Prompt ->
Every entry below should be repeated exactly; the pictures should not.

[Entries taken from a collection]
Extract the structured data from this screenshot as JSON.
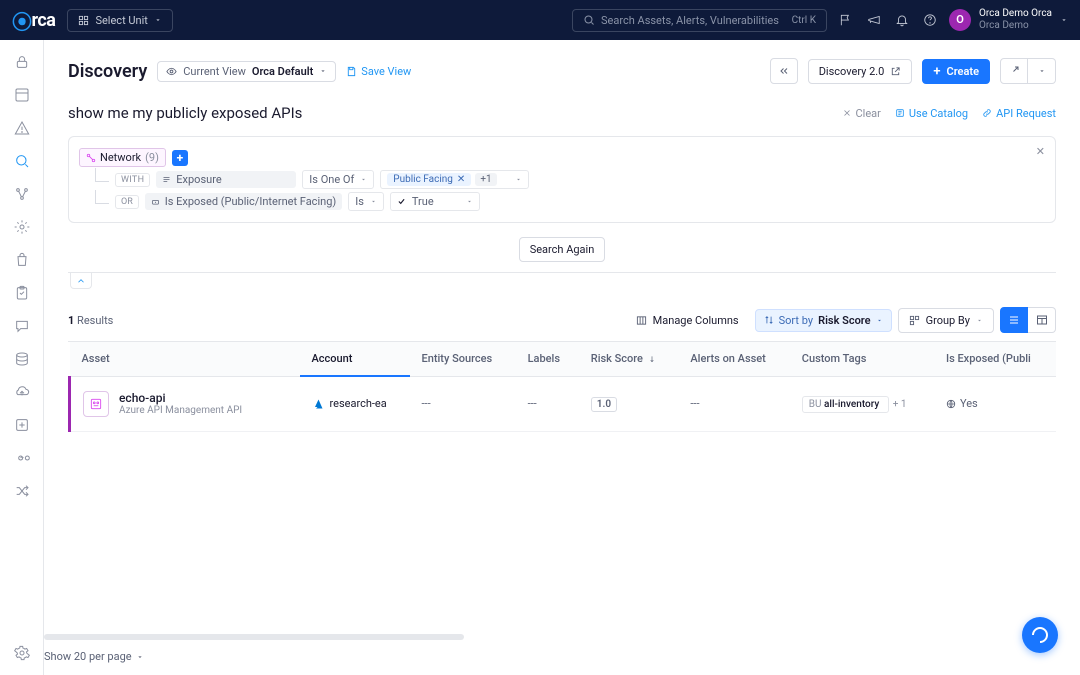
{
  "topnav": {
    "unit_label": "Select Unit",
    "search_placeholder": "Search Assets, Alerts, Vulnerabilities",
    "search_kbd": "Ctrl K",
    "user_line1": "Orca Demo Orca",
    "user_line2": "Orca Demo",
    "avatar_letter": "O"
  },
  "page": {
    "title": "Discovery",
    "view_label": "Current View",
    "view_name": "Orca Default",
    "save_view": "Save View",
    "discovery2": "Discovery 2.0",
    "create": "Create"
  },
  "query": {
    "text": "show me my publicly exposed APIs",
    "clear": "Clear",
    "use_catalog": "Use Catalog",
    "api_request": "API Request"
  },
  "filters": {
    "entity": "Network",
    "entity_count": "(9)",
    "with": "WITH",
    "field1": "Exposure",
    "op1": "Is One Of",
    "val1a": "Public Facing",
    "val1b": "+1",
    "or": "OR",
    "field2": "Is Exposed (Public/Internet Facing)",
    "op2": "Is",
    "val2": "True"
  },
  "search_again": "Search Again",
  "toolbar": {
    "results_n": "1",
    "results_label": "Results",
    "manage_cols": "Manage Columns",
    "sort_label": "Sort by",
    "sort_value": "Risk Score",
    "group_by": "Group By"
  },
  "columns": [
    "Asset",
    "Account",
    "Entity Sources",
    "Labels",
    "Risk Score",
    "Alerts on Asset",
    "Custom Tags",
    "Is Exposed (Publi"
  ],
  "row": {
    "asset_name": "echo-api",
    "asset_sub": "Azure API Management API",
    "account": "research-ea",
    "entity_sources": "---",
    "labels": "---",
    "risk_score": "1.0",
    "alerts": "---",
    "tag_key": "BU",
    "tag_val": "all-inventory",
    "tag_more": "+ 1",
    "exposed": "Yes"
  },
  "pager": {
    "label": "Show 20 per page"
  }
}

Solution to this task ->
Extract the structured data from this screenshot as JSON.
{
  "topnav": {
    "unit_label": "Select Unit",
    "search_placeholder": "Search Assets, Alerts, Vulnerabilities",
    "search_kbd": "Ctrl K",
    "user_line1": "Orca Demo Orca",
    "user_line2": "Orca Demo",
    "avatar_letter": "O"
  },
  "page": {
    "title": "Discovery",
    "view_label": "Current View",
    "view_name": "Orca Default",
    "save_view": "Save View",
    "discovery2": "Discovery 2.0",
    "create": "Create"
  },
  "query": {
    "text": "show me my publicly exposed APIs",
    "clear": "Clear",
    "use_catalog": "Use Catalog",
    "api_request": "API Request"
  },
  "filters": {
    "entity": "Network",
    "entity_count": "(9)",
    "with": "WITH",
    "field1": "Exposure",
    "op1": "Is One Of",
    "val1a": "Public Facing",
    "val1b": "+1",
    "or": "OR",
    "field2": "Is Exposed (Public/Internet Facing)",
    "op2": "Is",
    "val2": "True"
  },
  "search_again": "Search Again",
  "toolbar": {
    "results_n": "1",
    "results_label": "Results",
    "manage_cols": "Manage Columns",
    "sort_label": "Sort by",
    "sort_value": "Risk Score",
    "group_by": "Group By"
  },
  "columns": [
    "Asset",
    "Account",
    "Entity Sources",
    "Labels",
    "Risk Score",
    "Alerts on Asset",
    "Custom Tags",
    "Is Exposed (Publi"
  ],
  "row": {
    "asset_name": "echo-api",
    "asset_sub": "Azure API Management API",
    "account": "research-ea",
    "entity_sources": "---",
    "labels": "---",
    "risk_score": "1.0",
    "alerts": "---",
    "tag_key": "BU",
    "tag_val": "all-inventory",
    "tag_more": "+ 1",
    "exposed": "Yes"
  },
  "pager": {
    "label": "Show 20 per page"
  }
}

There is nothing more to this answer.